— start DATASET RECORDS —
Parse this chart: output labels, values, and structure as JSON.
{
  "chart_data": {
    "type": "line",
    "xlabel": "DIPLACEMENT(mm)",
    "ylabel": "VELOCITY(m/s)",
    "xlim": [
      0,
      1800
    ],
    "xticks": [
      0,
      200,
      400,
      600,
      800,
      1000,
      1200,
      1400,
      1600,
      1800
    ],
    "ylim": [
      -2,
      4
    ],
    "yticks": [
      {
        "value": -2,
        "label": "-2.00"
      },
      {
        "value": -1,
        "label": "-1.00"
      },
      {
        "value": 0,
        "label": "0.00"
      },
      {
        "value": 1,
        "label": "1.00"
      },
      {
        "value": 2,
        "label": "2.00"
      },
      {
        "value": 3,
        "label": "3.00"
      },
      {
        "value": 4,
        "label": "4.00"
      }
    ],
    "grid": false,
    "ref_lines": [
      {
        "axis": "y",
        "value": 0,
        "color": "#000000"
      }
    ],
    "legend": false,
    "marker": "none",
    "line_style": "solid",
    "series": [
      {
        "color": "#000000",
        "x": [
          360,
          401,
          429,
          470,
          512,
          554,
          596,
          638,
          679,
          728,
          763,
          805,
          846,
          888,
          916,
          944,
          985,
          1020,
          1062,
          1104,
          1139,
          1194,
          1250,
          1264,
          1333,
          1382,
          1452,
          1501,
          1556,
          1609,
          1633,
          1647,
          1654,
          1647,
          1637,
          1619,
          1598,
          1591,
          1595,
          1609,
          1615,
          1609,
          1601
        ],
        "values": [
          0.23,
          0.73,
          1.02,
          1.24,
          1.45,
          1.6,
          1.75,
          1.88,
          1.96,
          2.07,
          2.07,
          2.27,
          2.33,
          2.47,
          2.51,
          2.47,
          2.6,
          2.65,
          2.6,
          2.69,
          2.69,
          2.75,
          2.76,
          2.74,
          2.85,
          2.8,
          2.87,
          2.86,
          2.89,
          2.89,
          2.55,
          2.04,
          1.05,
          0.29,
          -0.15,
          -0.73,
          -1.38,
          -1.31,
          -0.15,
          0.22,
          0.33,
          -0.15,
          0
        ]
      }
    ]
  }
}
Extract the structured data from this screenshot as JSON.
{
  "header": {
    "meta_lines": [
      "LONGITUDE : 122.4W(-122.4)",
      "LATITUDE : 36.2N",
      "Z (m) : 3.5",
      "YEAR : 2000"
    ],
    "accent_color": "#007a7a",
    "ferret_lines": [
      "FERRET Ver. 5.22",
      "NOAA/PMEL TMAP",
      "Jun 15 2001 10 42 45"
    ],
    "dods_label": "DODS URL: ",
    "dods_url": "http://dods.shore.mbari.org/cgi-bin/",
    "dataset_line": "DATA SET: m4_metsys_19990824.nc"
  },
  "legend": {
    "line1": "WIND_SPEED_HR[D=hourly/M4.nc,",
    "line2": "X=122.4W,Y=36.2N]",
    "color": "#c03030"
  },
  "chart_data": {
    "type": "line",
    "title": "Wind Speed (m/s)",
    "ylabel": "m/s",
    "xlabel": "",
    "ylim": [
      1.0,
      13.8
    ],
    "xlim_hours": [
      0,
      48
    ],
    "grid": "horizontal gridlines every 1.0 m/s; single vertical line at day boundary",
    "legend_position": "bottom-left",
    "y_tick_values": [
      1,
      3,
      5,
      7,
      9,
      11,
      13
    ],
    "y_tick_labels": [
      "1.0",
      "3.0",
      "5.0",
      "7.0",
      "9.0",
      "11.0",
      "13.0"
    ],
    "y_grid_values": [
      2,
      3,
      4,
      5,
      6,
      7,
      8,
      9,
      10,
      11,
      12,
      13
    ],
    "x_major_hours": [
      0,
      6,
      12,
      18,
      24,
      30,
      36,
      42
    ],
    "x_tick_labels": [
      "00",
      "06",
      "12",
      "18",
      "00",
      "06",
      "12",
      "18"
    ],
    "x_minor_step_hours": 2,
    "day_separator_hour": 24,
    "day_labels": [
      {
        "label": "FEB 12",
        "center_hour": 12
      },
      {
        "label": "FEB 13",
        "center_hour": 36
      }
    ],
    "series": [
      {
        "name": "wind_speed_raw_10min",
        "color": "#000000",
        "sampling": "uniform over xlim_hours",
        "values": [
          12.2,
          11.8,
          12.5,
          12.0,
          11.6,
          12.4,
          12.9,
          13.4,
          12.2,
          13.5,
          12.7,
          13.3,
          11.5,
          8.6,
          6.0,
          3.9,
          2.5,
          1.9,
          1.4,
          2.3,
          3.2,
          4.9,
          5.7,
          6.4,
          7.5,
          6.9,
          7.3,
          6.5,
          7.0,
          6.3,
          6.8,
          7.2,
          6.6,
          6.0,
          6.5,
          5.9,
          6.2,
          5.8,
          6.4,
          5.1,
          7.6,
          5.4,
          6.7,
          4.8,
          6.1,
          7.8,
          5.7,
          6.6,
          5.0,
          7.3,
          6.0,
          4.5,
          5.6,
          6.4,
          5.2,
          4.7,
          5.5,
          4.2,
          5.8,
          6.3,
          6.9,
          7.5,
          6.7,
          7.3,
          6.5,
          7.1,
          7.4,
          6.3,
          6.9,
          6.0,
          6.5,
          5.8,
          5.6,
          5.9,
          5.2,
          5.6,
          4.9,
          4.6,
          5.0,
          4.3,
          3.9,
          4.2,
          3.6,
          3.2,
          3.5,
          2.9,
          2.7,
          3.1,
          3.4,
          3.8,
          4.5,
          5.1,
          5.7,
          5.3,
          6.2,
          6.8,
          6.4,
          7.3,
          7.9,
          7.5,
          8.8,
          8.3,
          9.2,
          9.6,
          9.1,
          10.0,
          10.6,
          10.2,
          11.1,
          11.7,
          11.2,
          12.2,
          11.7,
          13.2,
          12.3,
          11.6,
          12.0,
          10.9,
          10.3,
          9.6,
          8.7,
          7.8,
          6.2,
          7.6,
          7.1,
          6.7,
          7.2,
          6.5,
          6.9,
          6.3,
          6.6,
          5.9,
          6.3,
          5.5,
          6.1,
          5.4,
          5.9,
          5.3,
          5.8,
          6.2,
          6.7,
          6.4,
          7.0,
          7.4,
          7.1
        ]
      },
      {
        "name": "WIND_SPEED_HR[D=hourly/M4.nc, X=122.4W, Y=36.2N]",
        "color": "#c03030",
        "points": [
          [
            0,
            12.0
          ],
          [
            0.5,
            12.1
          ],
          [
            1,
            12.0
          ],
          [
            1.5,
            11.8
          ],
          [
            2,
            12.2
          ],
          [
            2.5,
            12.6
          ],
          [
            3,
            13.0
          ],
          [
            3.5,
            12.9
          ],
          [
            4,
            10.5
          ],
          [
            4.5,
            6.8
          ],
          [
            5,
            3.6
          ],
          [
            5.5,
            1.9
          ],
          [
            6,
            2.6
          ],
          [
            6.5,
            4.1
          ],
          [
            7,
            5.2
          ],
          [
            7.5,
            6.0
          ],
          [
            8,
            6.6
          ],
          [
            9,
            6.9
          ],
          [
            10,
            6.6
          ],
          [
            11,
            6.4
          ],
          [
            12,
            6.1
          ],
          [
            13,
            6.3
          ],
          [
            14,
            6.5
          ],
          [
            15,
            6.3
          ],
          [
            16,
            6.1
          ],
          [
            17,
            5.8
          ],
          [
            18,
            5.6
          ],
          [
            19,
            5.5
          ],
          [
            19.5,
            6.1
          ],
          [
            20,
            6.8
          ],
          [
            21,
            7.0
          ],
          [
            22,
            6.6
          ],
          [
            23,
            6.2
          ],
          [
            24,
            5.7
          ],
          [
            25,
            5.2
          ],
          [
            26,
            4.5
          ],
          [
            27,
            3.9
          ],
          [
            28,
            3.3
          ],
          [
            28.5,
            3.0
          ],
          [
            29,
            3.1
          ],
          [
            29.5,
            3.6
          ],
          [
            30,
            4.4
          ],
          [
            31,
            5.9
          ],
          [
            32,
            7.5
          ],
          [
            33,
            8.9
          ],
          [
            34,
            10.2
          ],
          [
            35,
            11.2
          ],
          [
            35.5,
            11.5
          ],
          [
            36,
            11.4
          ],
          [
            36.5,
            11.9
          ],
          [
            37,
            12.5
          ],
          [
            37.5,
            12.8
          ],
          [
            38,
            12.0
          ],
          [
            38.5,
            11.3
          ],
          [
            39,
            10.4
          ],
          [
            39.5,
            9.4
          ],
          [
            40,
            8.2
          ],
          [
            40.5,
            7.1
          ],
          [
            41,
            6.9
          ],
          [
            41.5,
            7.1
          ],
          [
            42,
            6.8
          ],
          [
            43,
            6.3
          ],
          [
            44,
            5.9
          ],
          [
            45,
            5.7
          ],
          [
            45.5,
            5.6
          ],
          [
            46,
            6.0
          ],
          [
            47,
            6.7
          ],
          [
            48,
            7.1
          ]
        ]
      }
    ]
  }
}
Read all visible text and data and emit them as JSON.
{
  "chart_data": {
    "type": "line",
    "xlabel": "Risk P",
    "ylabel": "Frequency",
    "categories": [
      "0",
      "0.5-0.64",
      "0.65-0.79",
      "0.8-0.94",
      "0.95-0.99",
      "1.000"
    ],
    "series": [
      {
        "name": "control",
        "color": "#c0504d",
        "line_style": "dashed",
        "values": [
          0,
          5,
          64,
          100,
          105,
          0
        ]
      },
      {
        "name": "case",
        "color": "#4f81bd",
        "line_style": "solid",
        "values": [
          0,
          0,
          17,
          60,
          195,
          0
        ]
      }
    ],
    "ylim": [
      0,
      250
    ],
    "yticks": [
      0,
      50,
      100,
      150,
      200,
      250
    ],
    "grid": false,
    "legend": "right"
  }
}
— end DATASET RECORDS —
» DIRECTION
Give again the lines from the line holding "Read all visible" through the close of the listing, both included, exactly as written and with nothing else.

» RESULT OF THIS EXERCISE
Read all visible text and data and emit them as JSON.
{
  "chart_data": {
    "type": "line",
    "xlabel": "Risk P",
    "ylabel": "Frequency",
    "categories": [
      "0",
      "0.5-0.64",
      "0.65-0.79",
      "0.8-0.94",
      "0.95-0.99",
      "1.000"
    ],
    "series": [
      {
        "name": "control",
        "color": "#c0504d",
        "line_style": "dashed",
        "values": [
          0,
          5,
          64,
          100,
          105,
          0
        ]
      },
      {
        "name": "case",
        "color": "#4f81bd",
        "line_style": "solid",
        "values": [
          0,
          0,
          17,
          60,
          195,
          0
        ]
      }
    ],
    "ylim": [
      0,
      250
    ],
    "yticks": [
      0,
      50,
      100,
      150,
      200,
      250
    ],
    "grid": false,
    "legend": "right"
  }
}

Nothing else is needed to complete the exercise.